▸ **Problem to solve**: Copy each line of the records that contains the word "averaged".

▸ **Data**:
########

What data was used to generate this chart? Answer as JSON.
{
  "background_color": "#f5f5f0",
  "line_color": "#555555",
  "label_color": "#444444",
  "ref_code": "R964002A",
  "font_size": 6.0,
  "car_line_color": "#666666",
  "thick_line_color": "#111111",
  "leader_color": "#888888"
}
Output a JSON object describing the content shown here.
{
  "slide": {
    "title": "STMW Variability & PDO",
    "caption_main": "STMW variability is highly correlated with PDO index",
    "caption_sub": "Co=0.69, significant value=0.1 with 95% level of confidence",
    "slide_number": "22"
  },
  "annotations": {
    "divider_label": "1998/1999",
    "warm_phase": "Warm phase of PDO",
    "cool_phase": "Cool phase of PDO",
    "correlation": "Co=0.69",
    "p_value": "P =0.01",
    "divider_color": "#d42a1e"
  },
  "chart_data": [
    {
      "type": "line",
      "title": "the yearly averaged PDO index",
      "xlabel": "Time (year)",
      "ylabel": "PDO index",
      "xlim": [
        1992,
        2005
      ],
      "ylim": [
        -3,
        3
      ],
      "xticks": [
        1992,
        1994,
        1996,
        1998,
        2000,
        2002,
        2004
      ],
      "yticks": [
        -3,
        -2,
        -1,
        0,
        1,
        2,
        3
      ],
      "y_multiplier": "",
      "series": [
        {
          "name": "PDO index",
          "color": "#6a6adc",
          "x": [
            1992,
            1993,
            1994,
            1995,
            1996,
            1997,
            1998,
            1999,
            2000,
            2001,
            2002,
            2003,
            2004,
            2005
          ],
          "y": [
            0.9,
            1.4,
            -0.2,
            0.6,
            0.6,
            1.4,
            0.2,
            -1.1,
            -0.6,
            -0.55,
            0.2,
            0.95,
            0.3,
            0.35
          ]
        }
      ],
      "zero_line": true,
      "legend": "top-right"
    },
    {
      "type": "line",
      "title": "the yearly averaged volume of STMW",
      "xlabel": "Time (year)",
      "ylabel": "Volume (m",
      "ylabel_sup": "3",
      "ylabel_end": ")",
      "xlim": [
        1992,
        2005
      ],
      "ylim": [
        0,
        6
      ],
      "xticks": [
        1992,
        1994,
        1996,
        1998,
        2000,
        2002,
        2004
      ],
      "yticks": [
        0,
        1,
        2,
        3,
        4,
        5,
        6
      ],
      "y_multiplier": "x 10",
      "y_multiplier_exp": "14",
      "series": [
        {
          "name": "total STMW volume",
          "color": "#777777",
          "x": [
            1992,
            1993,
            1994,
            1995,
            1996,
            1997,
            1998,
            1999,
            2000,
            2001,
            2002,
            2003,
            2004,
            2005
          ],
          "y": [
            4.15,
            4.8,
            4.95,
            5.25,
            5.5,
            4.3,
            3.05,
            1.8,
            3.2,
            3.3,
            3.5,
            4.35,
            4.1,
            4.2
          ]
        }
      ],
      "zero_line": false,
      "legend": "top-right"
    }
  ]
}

########

▸ **Output of the task**:
      "title": "the yearly averaged PDO index",
      "title": "the yearly averaged volume of STMW",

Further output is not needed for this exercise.